Exercise description: Reply with only the number of lines that contain the string "title".

(Rows from a dataset)
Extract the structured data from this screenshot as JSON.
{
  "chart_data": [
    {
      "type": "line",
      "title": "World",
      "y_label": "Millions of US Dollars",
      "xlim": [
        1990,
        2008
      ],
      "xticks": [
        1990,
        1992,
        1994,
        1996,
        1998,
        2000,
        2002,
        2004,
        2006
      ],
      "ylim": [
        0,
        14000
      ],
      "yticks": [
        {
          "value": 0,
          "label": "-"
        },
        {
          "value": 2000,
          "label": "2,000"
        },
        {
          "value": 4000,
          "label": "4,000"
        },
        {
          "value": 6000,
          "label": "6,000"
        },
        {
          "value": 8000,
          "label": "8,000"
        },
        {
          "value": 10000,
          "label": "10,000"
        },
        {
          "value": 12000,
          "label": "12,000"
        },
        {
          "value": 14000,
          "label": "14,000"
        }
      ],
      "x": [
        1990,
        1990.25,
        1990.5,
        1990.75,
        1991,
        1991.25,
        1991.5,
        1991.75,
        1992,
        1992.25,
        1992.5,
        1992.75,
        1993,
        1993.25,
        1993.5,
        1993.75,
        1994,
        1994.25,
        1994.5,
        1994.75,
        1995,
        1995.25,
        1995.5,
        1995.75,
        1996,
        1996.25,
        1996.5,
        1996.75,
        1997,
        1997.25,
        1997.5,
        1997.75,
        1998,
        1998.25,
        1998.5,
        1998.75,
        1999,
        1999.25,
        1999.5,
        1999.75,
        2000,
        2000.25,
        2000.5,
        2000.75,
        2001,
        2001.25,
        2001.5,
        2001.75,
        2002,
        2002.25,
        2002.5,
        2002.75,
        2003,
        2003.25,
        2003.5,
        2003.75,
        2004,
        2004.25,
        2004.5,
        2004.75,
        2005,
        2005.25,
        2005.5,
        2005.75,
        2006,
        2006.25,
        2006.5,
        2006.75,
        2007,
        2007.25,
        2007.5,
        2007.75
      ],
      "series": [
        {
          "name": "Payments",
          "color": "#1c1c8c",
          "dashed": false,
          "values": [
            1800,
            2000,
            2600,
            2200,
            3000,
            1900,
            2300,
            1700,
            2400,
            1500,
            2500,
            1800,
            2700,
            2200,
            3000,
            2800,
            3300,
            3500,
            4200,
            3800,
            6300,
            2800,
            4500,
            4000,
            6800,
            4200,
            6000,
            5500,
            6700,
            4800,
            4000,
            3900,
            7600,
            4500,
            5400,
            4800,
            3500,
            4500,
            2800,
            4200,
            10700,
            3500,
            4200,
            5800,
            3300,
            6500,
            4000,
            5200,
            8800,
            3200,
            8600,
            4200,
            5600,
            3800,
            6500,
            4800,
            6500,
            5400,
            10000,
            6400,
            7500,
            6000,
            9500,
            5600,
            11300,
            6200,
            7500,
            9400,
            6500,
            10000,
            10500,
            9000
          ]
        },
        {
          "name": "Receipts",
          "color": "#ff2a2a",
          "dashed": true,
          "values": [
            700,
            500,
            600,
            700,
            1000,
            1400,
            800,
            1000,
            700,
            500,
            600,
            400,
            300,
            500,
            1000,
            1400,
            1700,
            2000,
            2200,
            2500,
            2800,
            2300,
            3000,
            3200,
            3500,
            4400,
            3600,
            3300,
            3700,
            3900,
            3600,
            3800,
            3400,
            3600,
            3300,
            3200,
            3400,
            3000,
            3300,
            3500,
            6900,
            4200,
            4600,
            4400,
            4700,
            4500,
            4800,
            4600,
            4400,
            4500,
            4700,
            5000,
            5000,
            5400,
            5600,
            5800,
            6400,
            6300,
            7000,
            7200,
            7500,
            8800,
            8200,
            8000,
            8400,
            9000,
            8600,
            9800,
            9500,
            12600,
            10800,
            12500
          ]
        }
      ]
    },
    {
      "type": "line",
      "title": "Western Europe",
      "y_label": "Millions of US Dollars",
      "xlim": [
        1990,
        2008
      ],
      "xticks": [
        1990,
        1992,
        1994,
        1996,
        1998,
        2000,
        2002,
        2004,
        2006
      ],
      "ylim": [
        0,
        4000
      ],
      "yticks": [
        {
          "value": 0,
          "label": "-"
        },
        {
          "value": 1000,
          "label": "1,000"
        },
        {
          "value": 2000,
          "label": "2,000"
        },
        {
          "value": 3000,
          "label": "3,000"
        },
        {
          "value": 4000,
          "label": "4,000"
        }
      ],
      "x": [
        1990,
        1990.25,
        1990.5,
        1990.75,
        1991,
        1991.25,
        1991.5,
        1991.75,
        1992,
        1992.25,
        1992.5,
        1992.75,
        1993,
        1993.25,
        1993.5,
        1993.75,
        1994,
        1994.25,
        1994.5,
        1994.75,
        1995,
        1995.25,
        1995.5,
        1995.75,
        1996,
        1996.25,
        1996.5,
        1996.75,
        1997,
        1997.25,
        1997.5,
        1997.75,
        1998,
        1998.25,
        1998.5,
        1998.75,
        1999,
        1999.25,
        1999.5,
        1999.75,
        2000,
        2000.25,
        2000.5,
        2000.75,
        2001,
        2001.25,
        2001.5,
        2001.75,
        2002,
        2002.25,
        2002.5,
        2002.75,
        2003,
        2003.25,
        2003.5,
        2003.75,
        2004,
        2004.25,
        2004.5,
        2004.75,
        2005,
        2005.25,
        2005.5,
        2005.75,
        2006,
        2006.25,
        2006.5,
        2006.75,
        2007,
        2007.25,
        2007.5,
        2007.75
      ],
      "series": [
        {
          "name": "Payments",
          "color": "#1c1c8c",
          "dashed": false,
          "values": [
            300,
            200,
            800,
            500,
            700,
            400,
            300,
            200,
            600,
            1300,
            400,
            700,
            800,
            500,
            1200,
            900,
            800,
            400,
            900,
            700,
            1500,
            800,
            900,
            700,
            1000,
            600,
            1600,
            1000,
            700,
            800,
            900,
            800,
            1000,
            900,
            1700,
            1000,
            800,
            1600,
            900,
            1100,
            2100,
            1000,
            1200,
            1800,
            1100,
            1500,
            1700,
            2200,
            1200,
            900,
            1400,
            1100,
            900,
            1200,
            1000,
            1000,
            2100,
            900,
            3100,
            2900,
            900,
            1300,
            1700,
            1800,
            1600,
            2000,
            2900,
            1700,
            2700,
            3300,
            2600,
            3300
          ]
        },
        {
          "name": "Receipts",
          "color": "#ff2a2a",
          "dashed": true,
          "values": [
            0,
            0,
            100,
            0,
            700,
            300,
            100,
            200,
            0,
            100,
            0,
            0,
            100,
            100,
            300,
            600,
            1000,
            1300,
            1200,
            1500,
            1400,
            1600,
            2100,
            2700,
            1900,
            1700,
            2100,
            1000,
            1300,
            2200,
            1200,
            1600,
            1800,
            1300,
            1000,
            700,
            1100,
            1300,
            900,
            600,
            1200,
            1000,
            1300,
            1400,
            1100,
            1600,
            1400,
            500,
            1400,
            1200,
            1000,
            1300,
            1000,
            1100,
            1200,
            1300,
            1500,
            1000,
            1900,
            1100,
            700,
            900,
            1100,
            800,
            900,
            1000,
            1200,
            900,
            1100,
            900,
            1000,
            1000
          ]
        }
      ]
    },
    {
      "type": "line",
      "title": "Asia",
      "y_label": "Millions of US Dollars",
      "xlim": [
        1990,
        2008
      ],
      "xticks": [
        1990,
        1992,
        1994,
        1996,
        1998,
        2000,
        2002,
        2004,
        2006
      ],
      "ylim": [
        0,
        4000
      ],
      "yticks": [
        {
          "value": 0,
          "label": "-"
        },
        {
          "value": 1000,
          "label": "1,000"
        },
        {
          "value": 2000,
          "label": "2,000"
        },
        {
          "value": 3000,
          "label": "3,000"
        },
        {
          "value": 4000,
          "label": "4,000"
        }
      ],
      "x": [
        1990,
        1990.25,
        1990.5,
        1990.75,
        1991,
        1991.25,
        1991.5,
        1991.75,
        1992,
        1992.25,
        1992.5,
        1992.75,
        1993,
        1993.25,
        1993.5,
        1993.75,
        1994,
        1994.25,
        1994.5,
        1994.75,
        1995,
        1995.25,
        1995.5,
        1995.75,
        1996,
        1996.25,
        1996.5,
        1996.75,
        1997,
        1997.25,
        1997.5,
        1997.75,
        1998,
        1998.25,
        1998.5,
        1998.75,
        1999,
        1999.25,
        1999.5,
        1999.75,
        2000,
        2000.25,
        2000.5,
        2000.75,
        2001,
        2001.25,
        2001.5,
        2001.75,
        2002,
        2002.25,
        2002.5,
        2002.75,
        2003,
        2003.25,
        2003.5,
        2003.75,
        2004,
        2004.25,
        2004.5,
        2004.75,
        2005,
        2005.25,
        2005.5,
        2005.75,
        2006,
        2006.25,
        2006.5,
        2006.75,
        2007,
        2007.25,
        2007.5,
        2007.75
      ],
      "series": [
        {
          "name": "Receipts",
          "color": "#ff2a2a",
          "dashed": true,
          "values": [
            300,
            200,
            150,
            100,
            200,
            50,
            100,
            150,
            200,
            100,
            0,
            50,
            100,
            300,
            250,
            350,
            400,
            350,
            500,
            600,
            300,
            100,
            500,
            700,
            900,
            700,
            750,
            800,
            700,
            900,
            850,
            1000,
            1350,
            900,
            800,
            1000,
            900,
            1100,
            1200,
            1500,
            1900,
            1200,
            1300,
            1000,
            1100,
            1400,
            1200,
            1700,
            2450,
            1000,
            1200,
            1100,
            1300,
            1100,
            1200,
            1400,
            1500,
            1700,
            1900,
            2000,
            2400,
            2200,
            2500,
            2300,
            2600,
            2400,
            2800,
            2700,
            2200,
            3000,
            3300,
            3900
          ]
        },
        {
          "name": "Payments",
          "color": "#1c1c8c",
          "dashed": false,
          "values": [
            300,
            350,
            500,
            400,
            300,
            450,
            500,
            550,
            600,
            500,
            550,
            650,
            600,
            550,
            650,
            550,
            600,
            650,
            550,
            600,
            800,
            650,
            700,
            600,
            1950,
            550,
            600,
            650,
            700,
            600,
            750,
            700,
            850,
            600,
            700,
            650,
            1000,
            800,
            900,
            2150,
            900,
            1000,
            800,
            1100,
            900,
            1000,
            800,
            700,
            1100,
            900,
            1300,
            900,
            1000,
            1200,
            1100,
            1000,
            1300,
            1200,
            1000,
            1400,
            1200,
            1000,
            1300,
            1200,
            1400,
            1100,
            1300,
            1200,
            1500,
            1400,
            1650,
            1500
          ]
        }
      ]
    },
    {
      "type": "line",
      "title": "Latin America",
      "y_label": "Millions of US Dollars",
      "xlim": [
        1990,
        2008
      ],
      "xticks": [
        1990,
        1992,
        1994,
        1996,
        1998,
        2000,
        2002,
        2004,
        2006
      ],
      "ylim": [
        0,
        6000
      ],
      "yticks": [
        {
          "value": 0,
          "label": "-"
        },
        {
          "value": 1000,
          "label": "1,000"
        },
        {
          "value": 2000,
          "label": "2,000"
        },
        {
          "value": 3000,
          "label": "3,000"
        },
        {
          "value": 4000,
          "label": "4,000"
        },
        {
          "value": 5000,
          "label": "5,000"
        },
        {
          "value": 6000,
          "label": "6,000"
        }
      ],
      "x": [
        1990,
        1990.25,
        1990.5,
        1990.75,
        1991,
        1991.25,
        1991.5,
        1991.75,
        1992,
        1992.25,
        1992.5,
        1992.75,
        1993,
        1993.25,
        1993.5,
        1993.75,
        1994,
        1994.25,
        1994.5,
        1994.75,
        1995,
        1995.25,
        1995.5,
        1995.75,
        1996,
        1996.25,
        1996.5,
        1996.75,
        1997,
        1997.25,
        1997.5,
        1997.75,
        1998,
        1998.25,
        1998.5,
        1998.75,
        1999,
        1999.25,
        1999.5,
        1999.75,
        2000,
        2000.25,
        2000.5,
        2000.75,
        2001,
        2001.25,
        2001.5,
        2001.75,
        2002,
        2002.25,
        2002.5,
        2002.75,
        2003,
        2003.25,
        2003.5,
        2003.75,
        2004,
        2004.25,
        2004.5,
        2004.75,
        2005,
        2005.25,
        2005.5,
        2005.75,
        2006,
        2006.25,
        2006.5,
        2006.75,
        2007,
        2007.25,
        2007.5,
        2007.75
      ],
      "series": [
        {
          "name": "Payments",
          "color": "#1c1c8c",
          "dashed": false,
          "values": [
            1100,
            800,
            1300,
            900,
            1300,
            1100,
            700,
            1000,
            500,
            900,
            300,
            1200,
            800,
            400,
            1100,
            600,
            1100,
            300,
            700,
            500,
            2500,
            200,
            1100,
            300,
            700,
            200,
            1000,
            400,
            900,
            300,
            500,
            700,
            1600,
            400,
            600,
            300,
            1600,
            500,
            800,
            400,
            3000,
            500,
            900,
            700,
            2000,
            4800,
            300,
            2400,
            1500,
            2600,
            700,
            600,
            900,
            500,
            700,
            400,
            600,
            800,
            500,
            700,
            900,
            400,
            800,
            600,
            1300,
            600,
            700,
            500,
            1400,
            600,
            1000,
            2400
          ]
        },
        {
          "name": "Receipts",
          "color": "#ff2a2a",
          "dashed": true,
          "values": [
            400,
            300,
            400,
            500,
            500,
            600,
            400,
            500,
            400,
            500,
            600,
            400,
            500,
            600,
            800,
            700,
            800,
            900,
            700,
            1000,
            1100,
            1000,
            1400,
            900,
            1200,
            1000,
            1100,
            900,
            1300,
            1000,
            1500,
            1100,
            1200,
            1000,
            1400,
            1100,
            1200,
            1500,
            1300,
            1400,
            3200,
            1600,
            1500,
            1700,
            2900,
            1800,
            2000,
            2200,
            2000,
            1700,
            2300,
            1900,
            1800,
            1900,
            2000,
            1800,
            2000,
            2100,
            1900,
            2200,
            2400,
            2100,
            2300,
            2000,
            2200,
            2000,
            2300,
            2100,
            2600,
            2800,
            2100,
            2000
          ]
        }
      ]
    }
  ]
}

Completed task: 4